Exercise brief: Format the entries, from the first one through the line containing "signature-letter: O <box>734", as a Markdown table with a Row column for the running number and a Line column for each line's text, skipping blank lines.

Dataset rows
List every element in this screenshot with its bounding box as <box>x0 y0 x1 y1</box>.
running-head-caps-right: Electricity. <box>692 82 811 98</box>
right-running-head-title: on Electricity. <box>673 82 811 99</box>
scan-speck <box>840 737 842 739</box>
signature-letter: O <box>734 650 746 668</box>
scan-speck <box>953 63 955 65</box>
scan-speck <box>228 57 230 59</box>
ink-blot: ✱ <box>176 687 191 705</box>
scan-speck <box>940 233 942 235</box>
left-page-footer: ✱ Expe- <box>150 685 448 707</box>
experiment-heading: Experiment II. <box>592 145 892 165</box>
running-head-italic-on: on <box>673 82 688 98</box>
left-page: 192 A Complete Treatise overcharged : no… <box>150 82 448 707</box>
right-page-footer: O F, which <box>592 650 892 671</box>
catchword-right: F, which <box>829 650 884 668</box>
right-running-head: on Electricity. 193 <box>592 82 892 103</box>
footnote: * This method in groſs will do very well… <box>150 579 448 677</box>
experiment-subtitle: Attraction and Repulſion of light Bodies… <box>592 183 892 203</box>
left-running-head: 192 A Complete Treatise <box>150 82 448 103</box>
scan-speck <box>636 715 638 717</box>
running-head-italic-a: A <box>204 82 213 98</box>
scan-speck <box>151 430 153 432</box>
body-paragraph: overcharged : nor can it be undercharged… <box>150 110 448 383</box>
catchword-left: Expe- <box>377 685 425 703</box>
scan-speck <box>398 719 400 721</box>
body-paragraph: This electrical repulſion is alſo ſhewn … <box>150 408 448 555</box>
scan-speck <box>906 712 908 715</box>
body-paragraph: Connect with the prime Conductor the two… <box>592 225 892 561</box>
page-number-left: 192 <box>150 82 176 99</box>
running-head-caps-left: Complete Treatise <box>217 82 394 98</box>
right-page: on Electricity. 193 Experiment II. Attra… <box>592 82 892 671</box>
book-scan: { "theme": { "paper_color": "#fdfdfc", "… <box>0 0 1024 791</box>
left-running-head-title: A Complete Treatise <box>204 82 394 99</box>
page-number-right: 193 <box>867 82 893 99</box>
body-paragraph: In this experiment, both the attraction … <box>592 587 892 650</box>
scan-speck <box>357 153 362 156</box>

Answer in full:
| Row | Line |
|---|---|
| 1 | List every element in this screenshot with its bounding box as <box>x0 y0 x1 y1</box>. |
| 2 | running-head-caps-right: Electricity. <box>692 82 811 98</box> |
| 3 | right-running-head-title: on Electricity. <box>673 82 811 99</box> |
| 4 | scan-speck <box>840 737 842 739</box> |
| 5 | signature-letter: O <box>734 650 746 668</box> |